* _Records from a data source_
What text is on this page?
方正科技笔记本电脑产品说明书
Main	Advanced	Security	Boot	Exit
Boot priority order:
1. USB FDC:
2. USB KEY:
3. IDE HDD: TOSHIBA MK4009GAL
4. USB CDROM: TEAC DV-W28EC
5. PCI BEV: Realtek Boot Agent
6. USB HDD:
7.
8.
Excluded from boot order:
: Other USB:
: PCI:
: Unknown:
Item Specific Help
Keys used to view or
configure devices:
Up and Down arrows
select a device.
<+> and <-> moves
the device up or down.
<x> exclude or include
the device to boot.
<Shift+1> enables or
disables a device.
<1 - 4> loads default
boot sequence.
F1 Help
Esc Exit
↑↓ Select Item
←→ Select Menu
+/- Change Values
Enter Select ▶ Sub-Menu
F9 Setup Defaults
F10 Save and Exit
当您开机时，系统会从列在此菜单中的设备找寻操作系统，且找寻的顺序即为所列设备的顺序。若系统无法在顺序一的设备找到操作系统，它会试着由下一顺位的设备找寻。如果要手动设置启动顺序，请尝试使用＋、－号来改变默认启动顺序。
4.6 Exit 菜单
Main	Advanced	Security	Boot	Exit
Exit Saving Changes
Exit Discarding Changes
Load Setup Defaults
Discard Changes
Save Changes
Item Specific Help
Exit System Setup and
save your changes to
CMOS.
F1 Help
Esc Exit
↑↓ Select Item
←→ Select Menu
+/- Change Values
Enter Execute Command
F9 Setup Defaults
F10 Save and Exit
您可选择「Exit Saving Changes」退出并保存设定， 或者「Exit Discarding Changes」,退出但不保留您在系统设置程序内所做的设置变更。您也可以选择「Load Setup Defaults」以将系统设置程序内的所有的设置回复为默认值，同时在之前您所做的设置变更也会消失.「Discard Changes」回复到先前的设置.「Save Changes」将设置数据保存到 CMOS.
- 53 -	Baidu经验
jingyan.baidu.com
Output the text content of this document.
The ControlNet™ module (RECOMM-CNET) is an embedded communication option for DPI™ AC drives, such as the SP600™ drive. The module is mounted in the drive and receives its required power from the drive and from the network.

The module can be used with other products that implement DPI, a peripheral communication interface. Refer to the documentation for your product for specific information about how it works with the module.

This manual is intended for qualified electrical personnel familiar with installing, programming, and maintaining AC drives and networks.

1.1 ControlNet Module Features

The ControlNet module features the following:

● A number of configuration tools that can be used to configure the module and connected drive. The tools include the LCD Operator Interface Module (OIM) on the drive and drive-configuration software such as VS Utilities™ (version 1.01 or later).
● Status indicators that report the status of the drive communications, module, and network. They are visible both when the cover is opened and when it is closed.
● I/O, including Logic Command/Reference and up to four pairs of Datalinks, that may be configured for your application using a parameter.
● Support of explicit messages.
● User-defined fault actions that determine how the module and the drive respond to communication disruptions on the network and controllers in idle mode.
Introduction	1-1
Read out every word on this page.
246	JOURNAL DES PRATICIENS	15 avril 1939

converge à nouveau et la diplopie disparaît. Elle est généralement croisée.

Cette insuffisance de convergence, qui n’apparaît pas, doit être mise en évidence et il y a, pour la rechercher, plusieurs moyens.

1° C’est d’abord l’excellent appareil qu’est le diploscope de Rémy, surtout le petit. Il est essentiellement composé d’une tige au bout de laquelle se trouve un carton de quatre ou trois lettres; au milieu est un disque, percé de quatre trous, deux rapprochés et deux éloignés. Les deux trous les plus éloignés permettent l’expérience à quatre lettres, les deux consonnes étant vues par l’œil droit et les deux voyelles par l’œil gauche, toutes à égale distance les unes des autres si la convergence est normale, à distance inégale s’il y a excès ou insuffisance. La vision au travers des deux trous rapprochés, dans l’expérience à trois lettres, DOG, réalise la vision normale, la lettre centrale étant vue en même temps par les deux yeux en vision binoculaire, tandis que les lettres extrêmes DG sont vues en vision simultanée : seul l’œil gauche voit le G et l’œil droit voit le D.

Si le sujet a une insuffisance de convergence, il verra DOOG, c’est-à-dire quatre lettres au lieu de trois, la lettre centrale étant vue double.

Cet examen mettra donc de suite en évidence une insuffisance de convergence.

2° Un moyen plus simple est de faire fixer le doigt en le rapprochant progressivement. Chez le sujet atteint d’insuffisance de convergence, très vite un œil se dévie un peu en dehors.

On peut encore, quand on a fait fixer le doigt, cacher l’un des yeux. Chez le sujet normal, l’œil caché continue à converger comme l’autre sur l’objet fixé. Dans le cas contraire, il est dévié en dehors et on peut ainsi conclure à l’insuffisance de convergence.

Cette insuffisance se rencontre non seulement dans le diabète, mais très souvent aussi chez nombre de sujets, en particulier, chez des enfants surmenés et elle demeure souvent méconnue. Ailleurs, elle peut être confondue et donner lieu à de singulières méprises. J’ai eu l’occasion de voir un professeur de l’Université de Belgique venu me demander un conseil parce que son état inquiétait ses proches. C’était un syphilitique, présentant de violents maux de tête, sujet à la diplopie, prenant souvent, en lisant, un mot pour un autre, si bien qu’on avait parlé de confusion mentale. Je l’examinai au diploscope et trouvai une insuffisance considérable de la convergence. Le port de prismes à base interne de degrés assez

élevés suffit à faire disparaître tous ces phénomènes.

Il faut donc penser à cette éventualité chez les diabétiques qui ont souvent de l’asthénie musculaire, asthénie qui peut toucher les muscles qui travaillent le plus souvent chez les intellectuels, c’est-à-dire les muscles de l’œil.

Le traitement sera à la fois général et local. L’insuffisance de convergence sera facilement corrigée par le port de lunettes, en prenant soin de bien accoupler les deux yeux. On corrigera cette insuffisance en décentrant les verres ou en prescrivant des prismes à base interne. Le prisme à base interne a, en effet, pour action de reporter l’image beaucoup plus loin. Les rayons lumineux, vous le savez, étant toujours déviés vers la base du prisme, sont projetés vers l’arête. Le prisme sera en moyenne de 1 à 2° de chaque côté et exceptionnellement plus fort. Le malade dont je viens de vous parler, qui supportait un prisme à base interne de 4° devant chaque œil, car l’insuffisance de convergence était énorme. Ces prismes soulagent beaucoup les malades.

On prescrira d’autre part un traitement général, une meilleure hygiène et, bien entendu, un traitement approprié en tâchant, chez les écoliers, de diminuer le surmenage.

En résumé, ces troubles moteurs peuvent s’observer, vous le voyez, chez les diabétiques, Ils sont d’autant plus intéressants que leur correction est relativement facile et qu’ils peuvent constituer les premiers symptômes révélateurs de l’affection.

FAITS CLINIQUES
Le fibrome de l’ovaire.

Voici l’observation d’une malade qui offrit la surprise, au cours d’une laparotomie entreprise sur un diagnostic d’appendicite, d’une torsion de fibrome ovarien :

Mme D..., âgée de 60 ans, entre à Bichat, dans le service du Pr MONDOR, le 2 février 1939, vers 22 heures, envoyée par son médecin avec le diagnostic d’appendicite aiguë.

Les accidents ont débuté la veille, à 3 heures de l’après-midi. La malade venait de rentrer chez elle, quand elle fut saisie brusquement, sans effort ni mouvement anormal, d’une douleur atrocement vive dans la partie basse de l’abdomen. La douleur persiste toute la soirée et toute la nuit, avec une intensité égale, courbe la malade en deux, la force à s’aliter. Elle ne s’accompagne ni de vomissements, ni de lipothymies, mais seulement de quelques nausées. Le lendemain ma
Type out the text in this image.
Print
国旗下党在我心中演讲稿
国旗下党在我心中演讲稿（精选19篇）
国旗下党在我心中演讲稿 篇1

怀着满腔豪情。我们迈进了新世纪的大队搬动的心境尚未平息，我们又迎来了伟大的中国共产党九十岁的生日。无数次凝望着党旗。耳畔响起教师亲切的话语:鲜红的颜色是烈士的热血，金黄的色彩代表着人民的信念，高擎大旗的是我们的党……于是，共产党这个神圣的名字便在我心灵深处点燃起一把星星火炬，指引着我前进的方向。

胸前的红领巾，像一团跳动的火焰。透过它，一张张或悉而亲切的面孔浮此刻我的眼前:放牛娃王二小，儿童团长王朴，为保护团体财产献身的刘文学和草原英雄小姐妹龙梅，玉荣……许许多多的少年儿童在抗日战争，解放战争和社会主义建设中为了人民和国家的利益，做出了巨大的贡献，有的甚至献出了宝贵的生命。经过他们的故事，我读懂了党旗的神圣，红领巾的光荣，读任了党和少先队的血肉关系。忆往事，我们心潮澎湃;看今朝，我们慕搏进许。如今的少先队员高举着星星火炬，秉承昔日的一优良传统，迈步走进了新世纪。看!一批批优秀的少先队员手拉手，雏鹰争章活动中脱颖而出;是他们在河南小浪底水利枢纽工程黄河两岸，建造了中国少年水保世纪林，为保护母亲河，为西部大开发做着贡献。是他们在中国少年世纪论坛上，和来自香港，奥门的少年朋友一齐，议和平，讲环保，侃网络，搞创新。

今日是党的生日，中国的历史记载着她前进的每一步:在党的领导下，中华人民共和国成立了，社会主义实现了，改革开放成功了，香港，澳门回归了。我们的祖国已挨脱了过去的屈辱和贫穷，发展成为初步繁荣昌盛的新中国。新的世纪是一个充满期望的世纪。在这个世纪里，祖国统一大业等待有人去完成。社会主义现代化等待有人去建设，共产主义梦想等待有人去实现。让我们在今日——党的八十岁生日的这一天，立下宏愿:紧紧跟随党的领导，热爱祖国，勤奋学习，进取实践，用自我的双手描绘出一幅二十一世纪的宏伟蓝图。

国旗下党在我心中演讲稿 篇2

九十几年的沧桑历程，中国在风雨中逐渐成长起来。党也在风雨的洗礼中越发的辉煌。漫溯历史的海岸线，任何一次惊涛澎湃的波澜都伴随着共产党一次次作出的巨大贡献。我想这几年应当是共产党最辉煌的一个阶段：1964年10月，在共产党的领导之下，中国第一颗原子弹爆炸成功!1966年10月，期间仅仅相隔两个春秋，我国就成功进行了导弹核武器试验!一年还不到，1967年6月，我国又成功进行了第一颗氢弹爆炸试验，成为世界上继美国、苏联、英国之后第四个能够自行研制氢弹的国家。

* _Brief_
Extract every line containing the string "that" from the data above.

* _Result of the task_
The module can be used with other products that implement DPI, a peripheral communication interface. Refer to the documentation for your product for specific information about how it works with the module.
● A number of configuration tools that can be used to configure the module and connected drive. The tools include the LCD Operator Interface Module (OIM) on the drive and drive-configuration software such as VS Utilities™ (version 1.01 or later).
● Status indicators that report the status of the drive communications, module, and network. They are visible both when the cover is opened and when it is closed.
● I/O, including Logic Command/Reference and up to four pairs of Datalinks, that may be configured for your application using a parameter.
● User-defined fault actions that determine how the module and the drive respond to communication disruptions on the network and controllers in idle mode.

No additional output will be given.